> _What to do_: Return, word for word, every line that follows.

[Collected data entries]
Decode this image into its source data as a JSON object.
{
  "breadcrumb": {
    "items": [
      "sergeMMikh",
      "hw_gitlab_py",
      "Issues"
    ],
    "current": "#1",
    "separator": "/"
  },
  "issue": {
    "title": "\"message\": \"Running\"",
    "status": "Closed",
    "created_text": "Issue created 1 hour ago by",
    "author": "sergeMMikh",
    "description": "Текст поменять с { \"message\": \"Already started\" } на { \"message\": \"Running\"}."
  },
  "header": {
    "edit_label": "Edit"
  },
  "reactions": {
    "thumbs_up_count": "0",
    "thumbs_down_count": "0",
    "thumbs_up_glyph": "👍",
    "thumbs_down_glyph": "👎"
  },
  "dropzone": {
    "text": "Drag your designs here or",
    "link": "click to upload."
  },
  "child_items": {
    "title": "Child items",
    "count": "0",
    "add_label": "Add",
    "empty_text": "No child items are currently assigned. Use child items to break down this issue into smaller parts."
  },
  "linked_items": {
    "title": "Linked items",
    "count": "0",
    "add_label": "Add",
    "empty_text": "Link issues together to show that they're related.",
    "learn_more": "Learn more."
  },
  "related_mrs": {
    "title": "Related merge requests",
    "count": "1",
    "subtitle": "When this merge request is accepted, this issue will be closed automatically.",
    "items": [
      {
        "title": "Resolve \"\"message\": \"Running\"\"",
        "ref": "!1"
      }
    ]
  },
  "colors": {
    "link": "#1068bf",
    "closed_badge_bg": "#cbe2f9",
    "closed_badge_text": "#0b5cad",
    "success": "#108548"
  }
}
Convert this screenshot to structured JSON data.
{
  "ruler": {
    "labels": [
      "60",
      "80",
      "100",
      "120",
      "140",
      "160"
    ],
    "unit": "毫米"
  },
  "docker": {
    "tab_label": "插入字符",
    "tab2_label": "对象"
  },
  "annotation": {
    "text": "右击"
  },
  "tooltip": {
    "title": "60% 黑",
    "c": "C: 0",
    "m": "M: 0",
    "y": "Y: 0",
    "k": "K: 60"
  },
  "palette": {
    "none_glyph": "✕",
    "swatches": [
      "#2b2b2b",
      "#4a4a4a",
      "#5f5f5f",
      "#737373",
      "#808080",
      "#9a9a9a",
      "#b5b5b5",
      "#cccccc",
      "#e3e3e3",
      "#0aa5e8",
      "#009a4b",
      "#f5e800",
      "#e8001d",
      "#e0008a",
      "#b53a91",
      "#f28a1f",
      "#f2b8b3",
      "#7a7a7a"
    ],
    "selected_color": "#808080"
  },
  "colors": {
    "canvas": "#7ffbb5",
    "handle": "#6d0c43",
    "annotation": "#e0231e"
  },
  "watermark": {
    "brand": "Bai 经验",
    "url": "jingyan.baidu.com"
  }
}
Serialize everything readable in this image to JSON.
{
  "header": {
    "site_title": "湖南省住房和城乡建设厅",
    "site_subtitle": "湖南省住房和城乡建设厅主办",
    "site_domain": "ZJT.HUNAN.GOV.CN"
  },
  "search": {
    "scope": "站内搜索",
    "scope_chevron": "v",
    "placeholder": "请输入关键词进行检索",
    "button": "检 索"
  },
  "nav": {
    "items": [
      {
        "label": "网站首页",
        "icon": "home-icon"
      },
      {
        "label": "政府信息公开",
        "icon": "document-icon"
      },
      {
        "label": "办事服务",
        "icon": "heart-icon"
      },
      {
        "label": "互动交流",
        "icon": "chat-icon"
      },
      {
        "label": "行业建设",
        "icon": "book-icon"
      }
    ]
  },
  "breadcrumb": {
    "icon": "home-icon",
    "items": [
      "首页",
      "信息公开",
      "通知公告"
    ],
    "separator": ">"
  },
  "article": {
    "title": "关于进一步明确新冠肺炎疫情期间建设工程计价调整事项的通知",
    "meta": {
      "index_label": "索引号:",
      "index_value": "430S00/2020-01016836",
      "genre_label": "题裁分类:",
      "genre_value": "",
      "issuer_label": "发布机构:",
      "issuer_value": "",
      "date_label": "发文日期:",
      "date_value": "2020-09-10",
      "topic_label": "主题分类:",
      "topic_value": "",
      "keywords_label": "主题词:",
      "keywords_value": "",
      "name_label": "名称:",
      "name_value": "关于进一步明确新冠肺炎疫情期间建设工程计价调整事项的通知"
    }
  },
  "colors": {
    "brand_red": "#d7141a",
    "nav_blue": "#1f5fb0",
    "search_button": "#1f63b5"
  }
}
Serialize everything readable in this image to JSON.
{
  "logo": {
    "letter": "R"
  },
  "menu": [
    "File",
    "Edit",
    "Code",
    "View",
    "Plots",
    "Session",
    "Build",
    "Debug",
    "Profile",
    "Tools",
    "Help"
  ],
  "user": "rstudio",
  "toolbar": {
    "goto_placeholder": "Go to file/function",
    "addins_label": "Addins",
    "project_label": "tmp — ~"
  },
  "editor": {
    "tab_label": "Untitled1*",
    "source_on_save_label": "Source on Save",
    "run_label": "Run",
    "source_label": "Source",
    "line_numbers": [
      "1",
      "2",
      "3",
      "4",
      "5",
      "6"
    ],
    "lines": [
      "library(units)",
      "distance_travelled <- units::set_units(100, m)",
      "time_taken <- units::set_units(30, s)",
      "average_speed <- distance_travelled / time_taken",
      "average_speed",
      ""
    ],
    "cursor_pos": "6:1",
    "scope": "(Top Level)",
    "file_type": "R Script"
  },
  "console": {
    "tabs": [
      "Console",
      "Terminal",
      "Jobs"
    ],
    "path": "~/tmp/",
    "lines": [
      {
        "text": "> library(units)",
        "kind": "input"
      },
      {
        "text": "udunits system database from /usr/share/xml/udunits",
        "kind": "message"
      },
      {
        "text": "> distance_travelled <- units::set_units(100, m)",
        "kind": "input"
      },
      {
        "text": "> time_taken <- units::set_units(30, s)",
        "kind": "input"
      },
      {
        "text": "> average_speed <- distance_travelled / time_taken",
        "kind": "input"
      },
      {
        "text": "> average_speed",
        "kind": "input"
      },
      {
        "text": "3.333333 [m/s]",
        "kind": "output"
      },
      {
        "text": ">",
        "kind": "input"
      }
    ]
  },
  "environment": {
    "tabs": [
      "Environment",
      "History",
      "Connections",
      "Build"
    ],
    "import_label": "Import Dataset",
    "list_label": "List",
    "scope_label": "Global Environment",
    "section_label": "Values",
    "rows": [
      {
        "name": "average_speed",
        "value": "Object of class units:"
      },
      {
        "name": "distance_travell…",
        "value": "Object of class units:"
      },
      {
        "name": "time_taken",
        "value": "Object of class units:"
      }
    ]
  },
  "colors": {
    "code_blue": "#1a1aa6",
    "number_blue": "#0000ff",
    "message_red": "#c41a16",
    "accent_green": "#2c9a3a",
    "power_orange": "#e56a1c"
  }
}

> _Exercise solution_:
Decode this image into its source data as a JSON object.
{
  "breadcrumb": {
    "items": [
      "sergeMMikh",
      "hw_gitlab_py",
      "Issues"
    ],
    "current": "#1",
    "separator": "/"
  },
  "issue": {
    "title": "\"message\": \"Running\"",
    "status": "Closed",
    "created_text": "Issue created 1 hour ago by",
    "author": "sergeMMikh",
    "description": "Текст поменять с { \"message\": \"Already started\" } на { \"message\": \"Running\"}."
  },
  "header": {
    "edit_label": "Edit"
  },
  "reactions": {
    "thumbs_up_count": "0",
    "thumbs_down_count": "0",
    "thumbs_up_glyph": "👍",
    "thumbs_down_glyph": "👎"
  },
  "dropzone": {
    "text": "Drag your designs here or",
    "link": "click to upload."
  },
  "child_items": {
    "title": "Child items",
    "count": "0",
    "add_label": "Add",
    "empty_text": "No child items are currently assigned. Use child items to break down this issue into smaller parts."
  },
  "linked_items": {
    "title": "Linked items",
    "count": "0",
    "add_label": "Add",
    "empty_text": "Link issues together to show that they're related.",
    "learn_more": "Learn more."
  },
  "related_mrs": {
    "title": "Related merge requests",
    "count": "1",
    "subtitle": "When this merge request is accepted, this issue will be closed automatically.",
    "items": [
      {
        "title": "Resolve \"\"message\": \"Running\"\"",
        "ref": "!1"
      }
    ]
  },
  "colors": {
    "link": "#1068bf",
    "closed_badge_bg": "#cbe2f9",
    "closed_badge_text": "#0b5cad",
    "success": "#108548"
  }
}
Convert this screenshot to structured JSON data.
{
  "ruler": {
    "labels": [
      "60",
      "80",
      "100",
      "120",
      "140",
      "160"
    ],
    "unit": "毫米"
  },
  "docker": {
    "tab_label": "插入字符",
    "tab2_label": "对象"
  },
  "annotation": {
    "text": "右击"
  },
  "tooltip": {
    "title": "60% 黑",
    "c": "C: 0",
    "m": "M: 0",
    "y": "Y: 0",
    "k": "K: 60"
  },
  "palette": {
    "none_glyph": "✕",
    "swatches": [
      "#2b2b2b",
      "#4a4a4a",
      "#5f5f5f",
      "#737373",
      "#808080",
      "#9a9a9a",
      "#b5b5b5",
      "#cccccc",
      "#e3e3e3",
      "#0aa5e8",
      "#009a4b",
      "#f5e800",
      "#e8001d",
      "#e0008a",
      "#b53a91",
      "#f28a1f",
      "#f2b8b3",
      "#7a7a7a"
    ],
    "selected_color": "#808080"
  },
  "colors": {
    "canvas": "#7ffbb5",
    "handle": "#6d0c43",
    "annotation": "#e0231e"
  },
  "watermark": {
    "brand": "Bai 经验",
    "url": "jingyan.baidu.com"
  }
}
Serialize everything readable in this image to JSON.
{
  "header": {
    "site_title": "湖南省住房和城乡建设厅",
    "site_subtitle": "湖南省住房和城乡建设厅主办",
    "site_domain": "ZJT.HUNAN.GOV.CN"
  },
  "search": {
    "scope": "站内搜索",
    "scope_chevron": "v",
    "placeholder": "请输入关键词进行检索",
    "button": "检 索"
  },
  "nav": {
    "items": [
      {
        "label": "网站首页",
        "icon": "home-icon"
      },
      {
        "label": "政府信息公开",
        "icon": "document-icon"
      },
      {
        "label": "办事服务",
        "icon": "heart-icon"
      },
      {
        "label": "互动交流",
        "icon": "chat-icon"
      },
      {
        "label": "行业建设",
        "icon": "book-icon"
      }
    ]
  },
  "breadcrumb": {
    "icon": "home-icon",
    "items": [
      "首页",
      "信息公开",
      "通知公告"
    ],
    "separator": ">"
  },
  "article": {
    "title": "关于进一步明确新冠肺炎疫情期间建设工程计价调整事项的通知",
    "meta": {
      "index_label": "索引号:",
      "index_value": "430S00/2020-01016836",
      "genre_label": "题裁分类:",
      "genre_value": "",
      "issuer_label": "发布机构:",
      "issuer_value": "",
      "date_label": "发文日期:",
      "date_value": "2020-09-10",
      "topic_label": "主题分类:",
      "topic_value": "",
      "keywords_label": "主题词:",
      "keywords_value": "",
      "name_label": "名称:",
      "name_value": "关于进一步明确新冠肺炎疫情期间建设工程计价调整事项的通知"
    }
  },
  "colors": {
    "brand_red": "#d7141a",
    "nav_blue": "#1f5fb0",
    "search_button": "#1f63b5"
  }
}
Serialize everything readable in this image to JSON.
{
  "logo": {
    "letter": "R"
  },
  "menu": [
    "File",
    "Edit",
    "Code",
    "View",
    "Plots",
    "Session",
    "Build",
    "Debug",
    "Profile",
    "Tools",
    "Help"
  ],
  "user": "rstudio",
  "toolbar": {
    "goto_placeholder": "Go to file/function",
    "addins_label": "Addins",
    "project_label": "tmp — ~"
  },
  "editor": {
    "tab_label": "Untitled1*",
    "source_on_save_label": "Source on Save",
    "run_label": "Run",
    "source_label": "Source",
    "line_numbers": [
      "1",
      "2",
      "3",
      "4",
      "5",
      "6"
    ],
    "lines": [
      "library(units)",
      "distance_travelled <- units::set_units(100, m)",
      "time_taken <- units::set_units(30, s)",
      "average_speed <- distance_travelled / time_taken",
      "average_speed",
      ""
    ],
    "cursor_pos": "6:1",
    "scope": "(Top Level)",
    "file_type": "R Script"
  },
  "console": {
    "tabs": [
      "Console",
      "Terminal",
      "Jobs"
    ],
    "path": "~/tmp/",
    "lines": [
      {
        "text": "> library(units)",
        "kind": "input"
      },
      {
        "text": "udunits system database from /usr/share/xml/udunits",
        "kind": "message"
      },
      {
        "text": "> distance_travelled <- units::set_units(100, m)",
        "kind": "input"
      },
      {
        "text": "> time_taken <- units::set_units(30, s)",
        "kind": "input"
      },
      {
        "text": "> average_speed <- distance_travelled / time_taken",
        "kind": "input"
      },
      {
        "text": "> average_speed",
        "kind": "input"
      },
      {
        "text": "3.333333 [m/s]",
        "kind": "output"
      },
      {
        "text": ">",
        "kind": "input"
      }
    ]
  },
  "environment": {
    "tabs": [
      "Environment",
      "History",
      "Connections",
      "Build"
    ],
    "import_label": "Import Dataset",
    "list_label": "List",
    "scope_label": "Global Environment",
    "section_label": "Values",
    "rows": [
      {
        "name": "average_speed",
        "value": "Object of class units:"
      },
      {
        "name": "distance_travell…",
        "value": "Object of class units:"
      },
      {
        "name": "time_taken",
        "value": "Object of class units:"
      }
    ]
  },
  "colors": {
    "code_blue": "#1a1aa6",
    "number_blue": "#0000ff",
    "message_red": "#c41a16",
    "accent_green": "#2c9a3a",
    "power_orange": "#e56a1c"
  }
}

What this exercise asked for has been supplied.